WHAT TO DO — Where a line below holds the string "color", copy that line.

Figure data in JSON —
================================

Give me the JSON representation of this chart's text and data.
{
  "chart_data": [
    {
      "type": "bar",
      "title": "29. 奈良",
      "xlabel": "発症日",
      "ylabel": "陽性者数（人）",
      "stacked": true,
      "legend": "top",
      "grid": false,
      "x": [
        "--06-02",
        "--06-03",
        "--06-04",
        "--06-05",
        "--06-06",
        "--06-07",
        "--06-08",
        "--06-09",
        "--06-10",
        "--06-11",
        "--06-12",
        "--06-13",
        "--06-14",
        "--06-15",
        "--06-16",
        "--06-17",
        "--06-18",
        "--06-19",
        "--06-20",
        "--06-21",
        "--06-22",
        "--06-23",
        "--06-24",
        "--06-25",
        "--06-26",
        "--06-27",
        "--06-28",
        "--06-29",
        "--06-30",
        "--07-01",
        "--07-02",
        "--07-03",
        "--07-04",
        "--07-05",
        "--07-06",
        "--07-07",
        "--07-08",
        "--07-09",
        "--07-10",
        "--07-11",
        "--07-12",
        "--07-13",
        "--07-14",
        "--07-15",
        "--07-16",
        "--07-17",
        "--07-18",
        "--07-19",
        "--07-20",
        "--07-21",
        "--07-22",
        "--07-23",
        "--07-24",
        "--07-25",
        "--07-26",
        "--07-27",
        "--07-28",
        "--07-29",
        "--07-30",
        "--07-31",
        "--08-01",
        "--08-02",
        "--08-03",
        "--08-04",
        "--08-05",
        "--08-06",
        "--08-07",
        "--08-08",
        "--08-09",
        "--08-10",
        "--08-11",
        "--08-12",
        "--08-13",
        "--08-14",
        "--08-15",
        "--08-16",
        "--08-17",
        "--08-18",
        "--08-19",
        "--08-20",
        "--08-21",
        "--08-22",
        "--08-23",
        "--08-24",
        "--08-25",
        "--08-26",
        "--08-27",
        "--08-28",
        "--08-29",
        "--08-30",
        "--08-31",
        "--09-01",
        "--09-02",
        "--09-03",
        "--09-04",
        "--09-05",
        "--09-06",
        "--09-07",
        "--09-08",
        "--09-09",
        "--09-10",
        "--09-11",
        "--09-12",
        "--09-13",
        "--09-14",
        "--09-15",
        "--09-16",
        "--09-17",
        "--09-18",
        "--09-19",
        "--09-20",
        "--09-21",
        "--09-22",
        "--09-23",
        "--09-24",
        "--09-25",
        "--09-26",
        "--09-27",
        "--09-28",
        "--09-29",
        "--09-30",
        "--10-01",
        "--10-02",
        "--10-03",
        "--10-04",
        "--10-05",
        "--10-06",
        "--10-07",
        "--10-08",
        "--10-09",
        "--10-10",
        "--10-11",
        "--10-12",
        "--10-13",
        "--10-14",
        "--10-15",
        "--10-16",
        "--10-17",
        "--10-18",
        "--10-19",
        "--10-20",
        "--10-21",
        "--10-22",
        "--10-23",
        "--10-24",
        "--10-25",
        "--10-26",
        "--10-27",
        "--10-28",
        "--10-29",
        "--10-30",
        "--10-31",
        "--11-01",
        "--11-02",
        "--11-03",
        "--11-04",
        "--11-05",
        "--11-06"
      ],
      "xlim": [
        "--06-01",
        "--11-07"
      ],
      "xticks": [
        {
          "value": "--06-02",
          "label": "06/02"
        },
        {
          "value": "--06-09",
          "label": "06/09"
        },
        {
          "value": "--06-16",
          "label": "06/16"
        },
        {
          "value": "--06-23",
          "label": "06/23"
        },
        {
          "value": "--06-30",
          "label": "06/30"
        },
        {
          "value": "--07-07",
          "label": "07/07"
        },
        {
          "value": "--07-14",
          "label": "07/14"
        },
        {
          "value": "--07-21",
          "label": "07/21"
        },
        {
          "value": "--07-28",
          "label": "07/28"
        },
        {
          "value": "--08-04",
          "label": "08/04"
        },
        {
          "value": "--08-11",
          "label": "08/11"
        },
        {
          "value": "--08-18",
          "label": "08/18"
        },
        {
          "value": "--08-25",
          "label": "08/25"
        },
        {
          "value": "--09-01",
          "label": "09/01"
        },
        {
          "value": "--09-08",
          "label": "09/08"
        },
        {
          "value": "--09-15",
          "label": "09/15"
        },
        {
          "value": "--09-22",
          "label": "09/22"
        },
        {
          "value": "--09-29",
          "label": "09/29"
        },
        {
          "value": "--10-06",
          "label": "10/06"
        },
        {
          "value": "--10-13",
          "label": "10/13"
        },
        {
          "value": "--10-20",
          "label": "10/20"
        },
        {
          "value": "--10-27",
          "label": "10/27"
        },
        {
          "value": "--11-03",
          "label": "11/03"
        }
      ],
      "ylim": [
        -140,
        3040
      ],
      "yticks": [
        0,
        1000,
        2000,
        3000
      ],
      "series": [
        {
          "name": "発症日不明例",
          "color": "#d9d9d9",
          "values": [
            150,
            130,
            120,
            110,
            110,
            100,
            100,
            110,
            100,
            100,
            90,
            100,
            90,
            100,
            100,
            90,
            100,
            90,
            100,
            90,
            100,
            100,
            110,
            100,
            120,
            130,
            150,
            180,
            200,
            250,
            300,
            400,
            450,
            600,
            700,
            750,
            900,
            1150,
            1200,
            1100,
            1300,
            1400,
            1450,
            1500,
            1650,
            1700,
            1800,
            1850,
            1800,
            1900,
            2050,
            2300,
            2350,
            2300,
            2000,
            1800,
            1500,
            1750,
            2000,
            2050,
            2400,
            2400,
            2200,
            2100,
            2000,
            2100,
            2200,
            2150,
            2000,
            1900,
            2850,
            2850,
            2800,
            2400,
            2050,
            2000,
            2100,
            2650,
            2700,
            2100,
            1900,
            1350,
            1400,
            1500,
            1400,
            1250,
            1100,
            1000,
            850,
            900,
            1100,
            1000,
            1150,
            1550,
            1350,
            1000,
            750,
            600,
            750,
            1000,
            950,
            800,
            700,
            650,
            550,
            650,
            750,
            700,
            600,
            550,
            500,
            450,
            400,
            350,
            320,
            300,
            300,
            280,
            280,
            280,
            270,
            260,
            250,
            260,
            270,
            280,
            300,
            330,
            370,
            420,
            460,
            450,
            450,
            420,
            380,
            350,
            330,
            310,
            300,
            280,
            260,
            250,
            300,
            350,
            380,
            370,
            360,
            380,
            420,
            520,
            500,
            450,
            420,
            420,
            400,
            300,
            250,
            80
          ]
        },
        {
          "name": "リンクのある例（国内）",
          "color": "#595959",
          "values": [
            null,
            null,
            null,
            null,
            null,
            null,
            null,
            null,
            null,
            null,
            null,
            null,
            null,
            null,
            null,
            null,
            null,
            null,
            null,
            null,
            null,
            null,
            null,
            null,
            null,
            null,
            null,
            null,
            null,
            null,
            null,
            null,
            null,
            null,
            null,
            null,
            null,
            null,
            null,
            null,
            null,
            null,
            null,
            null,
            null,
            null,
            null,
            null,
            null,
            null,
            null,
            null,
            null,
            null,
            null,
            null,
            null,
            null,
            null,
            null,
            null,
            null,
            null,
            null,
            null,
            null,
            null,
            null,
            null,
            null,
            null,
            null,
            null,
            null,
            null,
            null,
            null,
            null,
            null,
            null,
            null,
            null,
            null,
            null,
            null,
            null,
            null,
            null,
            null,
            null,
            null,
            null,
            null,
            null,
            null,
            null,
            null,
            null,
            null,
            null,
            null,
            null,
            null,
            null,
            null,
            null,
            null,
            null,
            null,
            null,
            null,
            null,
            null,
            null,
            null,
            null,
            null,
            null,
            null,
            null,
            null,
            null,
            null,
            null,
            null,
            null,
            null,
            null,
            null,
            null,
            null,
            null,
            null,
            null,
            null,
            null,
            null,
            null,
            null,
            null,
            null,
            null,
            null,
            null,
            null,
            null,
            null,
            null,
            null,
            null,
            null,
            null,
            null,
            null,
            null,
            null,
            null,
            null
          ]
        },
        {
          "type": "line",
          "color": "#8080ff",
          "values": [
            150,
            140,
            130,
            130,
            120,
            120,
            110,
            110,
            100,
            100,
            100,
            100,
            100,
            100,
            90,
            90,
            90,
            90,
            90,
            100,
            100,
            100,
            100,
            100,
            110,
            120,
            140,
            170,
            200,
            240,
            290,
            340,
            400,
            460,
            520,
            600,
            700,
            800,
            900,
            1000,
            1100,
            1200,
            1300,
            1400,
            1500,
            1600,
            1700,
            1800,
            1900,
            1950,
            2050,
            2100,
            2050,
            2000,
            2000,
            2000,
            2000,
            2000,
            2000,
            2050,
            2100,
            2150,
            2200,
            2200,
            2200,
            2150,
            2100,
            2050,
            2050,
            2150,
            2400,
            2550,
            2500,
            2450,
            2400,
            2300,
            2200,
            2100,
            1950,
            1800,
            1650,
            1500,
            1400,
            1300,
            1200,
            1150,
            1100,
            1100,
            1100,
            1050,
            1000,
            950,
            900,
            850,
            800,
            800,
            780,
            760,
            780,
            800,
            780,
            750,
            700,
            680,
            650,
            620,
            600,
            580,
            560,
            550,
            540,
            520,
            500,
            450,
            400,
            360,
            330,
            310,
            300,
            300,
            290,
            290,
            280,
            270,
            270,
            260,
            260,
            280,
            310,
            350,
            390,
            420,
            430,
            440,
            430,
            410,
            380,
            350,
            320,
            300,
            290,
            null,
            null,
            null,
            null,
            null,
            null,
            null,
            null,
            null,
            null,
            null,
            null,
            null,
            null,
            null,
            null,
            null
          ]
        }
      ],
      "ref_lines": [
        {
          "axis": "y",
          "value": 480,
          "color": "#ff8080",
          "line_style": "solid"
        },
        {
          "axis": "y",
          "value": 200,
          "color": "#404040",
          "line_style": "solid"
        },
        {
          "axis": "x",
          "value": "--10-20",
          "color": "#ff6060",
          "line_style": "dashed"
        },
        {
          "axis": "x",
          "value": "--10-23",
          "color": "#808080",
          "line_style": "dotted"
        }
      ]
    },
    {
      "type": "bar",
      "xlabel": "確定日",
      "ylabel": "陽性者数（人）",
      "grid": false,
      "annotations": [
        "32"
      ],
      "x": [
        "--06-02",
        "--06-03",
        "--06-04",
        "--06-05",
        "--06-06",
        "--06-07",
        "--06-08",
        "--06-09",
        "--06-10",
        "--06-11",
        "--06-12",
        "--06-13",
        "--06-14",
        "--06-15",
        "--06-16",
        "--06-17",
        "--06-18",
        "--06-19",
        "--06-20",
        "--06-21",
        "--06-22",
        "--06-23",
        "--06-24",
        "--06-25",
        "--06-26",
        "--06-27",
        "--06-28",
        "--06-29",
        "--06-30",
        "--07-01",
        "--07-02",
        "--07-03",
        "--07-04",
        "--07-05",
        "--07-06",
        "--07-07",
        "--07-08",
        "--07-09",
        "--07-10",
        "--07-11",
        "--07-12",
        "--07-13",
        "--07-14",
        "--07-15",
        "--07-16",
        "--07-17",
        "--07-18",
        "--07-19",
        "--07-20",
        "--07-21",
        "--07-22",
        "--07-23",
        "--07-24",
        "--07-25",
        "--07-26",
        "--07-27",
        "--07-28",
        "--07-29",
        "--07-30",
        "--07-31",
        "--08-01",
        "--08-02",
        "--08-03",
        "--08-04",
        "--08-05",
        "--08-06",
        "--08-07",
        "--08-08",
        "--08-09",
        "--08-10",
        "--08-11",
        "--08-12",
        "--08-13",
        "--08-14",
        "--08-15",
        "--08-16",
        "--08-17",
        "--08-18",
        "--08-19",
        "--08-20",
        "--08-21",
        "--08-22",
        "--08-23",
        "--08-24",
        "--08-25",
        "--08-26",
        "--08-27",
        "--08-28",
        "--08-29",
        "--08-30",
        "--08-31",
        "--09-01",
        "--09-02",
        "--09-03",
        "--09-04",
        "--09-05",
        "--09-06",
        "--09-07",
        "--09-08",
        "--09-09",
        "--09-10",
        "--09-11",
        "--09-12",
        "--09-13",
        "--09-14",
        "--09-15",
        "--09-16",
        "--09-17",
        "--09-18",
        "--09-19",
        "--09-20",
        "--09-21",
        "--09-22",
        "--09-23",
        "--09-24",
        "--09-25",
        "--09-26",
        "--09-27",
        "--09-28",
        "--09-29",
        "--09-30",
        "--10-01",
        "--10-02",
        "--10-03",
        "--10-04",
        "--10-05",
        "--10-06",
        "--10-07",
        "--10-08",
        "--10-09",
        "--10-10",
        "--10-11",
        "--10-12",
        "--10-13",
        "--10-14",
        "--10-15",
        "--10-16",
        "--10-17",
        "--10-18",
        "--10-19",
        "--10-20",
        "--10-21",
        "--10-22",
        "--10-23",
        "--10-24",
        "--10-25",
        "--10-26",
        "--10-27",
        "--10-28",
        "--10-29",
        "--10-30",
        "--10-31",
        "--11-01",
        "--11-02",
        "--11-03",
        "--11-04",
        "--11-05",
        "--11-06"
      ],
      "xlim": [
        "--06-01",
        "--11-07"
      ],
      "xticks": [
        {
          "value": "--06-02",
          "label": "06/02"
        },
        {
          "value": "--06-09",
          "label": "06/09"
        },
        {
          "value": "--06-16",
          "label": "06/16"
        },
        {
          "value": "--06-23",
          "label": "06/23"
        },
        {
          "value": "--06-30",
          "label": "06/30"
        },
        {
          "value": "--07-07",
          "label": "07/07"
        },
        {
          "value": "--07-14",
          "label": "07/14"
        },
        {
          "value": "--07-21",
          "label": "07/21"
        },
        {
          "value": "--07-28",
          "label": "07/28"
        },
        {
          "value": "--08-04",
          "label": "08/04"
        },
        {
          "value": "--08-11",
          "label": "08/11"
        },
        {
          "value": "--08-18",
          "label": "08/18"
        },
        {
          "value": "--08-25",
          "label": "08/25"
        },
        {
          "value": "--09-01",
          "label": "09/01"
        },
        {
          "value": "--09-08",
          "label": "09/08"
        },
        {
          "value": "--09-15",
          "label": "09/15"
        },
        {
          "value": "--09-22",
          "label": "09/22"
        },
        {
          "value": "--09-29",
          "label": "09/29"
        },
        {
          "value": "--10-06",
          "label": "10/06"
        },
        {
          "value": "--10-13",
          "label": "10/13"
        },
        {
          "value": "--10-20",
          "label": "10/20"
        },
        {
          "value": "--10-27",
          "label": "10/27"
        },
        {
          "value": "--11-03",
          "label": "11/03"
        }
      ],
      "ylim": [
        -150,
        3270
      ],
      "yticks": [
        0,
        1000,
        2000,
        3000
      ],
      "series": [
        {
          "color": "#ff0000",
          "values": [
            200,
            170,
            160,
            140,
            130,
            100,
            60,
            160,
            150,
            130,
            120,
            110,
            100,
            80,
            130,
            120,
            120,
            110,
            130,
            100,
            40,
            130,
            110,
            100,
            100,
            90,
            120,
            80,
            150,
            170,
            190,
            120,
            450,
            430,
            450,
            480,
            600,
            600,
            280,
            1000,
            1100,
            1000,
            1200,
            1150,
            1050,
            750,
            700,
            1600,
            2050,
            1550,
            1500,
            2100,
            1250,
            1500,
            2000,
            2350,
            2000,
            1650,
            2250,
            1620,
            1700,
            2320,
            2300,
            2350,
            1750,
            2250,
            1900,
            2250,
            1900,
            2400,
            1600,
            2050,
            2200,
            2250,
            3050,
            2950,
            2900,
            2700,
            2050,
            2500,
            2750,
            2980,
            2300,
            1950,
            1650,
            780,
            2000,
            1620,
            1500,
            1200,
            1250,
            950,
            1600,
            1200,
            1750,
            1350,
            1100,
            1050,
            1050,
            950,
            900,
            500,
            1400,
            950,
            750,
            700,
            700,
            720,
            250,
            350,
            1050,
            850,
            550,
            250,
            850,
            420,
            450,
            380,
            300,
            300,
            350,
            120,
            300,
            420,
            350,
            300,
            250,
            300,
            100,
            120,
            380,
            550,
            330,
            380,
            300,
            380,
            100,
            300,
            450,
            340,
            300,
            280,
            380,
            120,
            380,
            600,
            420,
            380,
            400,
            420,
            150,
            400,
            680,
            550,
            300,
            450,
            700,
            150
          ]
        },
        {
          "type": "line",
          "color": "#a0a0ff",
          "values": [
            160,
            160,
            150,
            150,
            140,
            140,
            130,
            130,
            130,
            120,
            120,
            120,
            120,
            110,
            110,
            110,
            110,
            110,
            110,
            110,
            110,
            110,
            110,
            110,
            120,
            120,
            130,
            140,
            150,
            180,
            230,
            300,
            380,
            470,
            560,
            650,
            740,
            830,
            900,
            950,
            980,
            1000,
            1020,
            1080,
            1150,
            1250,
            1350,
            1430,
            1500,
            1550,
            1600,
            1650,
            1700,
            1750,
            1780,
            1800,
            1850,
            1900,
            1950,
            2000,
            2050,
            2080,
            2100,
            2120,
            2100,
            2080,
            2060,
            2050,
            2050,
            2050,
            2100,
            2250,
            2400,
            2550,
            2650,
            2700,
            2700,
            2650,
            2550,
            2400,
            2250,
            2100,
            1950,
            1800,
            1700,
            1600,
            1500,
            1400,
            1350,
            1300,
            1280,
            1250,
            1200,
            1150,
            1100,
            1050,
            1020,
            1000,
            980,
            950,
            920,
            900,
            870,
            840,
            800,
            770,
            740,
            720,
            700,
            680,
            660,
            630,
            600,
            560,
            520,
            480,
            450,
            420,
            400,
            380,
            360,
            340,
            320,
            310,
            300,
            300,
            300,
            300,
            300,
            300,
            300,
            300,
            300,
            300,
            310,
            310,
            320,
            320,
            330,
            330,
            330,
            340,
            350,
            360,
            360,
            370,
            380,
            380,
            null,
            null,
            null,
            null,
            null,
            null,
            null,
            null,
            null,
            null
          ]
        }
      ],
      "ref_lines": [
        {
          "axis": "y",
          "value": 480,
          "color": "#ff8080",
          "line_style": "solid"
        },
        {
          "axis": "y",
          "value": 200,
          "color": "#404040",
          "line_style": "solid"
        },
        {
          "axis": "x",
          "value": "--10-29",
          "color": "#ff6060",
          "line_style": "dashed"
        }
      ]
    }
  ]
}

================================

EXPECTED ANSWER —
          "color": "#d9d9d9",
          "color": "#595959",
          "color": "#8080ff",
          "color": "#ff8080",
          "color": "#404040",
          "color": "#ff6060",
          "color": "#808080",
          "color": "#ff0000",
          "color": "#a0a0ff",
          "color": "#ff8080",
          "color": "#404040",
          "color": "#ff6060",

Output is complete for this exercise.